REQUIRED TASK
Check each line of the records below and collect those holding "Sollecitazione".

INPUT DATA

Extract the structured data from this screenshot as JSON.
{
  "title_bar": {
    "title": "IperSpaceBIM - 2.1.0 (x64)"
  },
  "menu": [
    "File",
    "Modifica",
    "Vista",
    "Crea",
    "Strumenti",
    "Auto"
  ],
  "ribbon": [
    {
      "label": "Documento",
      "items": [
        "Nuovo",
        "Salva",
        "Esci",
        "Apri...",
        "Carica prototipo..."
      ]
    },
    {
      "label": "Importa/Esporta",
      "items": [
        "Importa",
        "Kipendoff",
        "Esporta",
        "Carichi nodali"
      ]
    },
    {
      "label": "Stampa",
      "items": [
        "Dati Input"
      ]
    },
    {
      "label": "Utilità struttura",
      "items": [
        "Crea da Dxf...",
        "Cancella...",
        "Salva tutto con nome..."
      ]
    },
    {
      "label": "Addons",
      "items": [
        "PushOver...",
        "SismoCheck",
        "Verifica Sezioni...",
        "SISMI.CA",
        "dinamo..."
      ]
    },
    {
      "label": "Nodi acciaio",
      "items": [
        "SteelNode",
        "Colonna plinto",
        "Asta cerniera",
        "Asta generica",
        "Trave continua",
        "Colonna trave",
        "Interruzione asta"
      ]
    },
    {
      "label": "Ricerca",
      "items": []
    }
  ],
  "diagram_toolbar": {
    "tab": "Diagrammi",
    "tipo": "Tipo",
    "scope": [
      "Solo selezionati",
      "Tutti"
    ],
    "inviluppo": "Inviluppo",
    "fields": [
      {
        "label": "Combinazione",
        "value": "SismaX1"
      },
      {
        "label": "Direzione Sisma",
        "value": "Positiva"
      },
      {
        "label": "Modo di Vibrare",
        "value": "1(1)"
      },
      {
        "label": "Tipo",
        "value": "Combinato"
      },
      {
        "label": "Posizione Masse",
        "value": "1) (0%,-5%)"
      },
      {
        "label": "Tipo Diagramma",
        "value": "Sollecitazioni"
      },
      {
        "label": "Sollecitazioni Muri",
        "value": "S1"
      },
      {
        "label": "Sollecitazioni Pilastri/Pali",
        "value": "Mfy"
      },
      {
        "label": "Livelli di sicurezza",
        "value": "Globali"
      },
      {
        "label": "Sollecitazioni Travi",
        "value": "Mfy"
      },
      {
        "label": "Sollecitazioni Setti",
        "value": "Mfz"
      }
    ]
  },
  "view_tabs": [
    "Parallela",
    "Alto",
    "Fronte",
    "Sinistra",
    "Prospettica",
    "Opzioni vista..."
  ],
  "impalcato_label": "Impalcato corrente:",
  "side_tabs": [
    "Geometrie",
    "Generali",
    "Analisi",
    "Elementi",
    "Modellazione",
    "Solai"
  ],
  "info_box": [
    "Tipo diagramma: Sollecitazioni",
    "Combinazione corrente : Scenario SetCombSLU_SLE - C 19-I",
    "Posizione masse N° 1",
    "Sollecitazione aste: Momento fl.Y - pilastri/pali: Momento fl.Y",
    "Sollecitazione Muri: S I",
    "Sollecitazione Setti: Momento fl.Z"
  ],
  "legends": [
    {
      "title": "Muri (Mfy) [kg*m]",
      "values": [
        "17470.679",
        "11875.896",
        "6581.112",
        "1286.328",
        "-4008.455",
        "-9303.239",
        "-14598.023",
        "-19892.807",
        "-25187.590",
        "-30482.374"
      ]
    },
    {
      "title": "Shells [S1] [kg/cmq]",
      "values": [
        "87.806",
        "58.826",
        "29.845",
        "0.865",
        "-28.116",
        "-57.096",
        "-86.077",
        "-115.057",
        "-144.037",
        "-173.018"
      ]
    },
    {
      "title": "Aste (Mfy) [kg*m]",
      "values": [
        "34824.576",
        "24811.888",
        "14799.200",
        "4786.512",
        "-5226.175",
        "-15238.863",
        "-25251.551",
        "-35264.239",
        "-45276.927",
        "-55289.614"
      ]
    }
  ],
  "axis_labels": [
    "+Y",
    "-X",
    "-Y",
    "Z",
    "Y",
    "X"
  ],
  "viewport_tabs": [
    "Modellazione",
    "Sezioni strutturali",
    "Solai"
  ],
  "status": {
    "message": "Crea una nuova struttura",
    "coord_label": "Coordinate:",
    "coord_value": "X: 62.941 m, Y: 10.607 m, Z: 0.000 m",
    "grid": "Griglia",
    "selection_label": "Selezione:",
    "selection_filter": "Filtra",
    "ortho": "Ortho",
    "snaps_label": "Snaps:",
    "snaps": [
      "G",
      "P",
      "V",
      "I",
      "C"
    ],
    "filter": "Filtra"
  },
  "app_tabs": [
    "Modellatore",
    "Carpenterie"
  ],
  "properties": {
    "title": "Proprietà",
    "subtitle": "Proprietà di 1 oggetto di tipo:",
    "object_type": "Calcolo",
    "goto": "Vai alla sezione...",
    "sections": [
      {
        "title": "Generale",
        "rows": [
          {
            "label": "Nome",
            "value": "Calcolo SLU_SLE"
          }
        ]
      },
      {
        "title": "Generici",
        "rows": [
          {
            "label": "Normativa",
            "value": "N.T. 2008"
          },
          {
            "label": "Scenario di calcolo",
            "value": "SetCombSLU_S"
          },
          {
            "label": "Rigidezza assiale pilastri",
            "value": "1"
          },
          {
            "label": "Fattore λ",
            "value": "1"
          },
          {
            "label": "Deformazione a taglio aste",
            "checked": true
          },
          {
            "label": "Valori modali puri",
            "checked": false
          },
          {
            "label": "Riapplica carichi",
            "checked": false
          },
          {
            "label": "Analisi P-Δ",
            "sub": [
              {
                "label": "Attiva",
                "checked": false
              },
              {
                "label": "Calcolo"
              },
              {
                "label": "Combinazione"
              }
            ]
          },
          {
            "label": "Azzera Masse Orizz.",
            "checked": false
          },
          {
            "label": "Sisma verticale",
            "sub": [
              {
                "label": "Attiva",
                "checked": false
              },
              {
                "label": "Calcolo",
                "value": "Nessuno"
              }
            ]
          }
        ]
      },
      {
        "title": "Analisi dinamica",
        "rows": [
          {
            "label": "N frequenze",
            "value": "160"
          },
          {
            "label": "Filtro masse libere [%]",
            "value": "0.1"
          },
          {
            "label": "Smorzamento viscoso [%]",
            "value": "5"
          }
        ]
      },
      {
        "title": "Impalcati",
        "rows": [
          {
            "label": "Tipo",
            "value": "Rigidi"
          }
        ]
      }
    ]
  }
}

THE REPLY
    "Sollecitazione aste: Momento fl.Y - pilastri/pali: Momento fl.Y",
    "Sollecitazione Muri: S I",
    "Sollecitazione Setti: Momento fl.Z"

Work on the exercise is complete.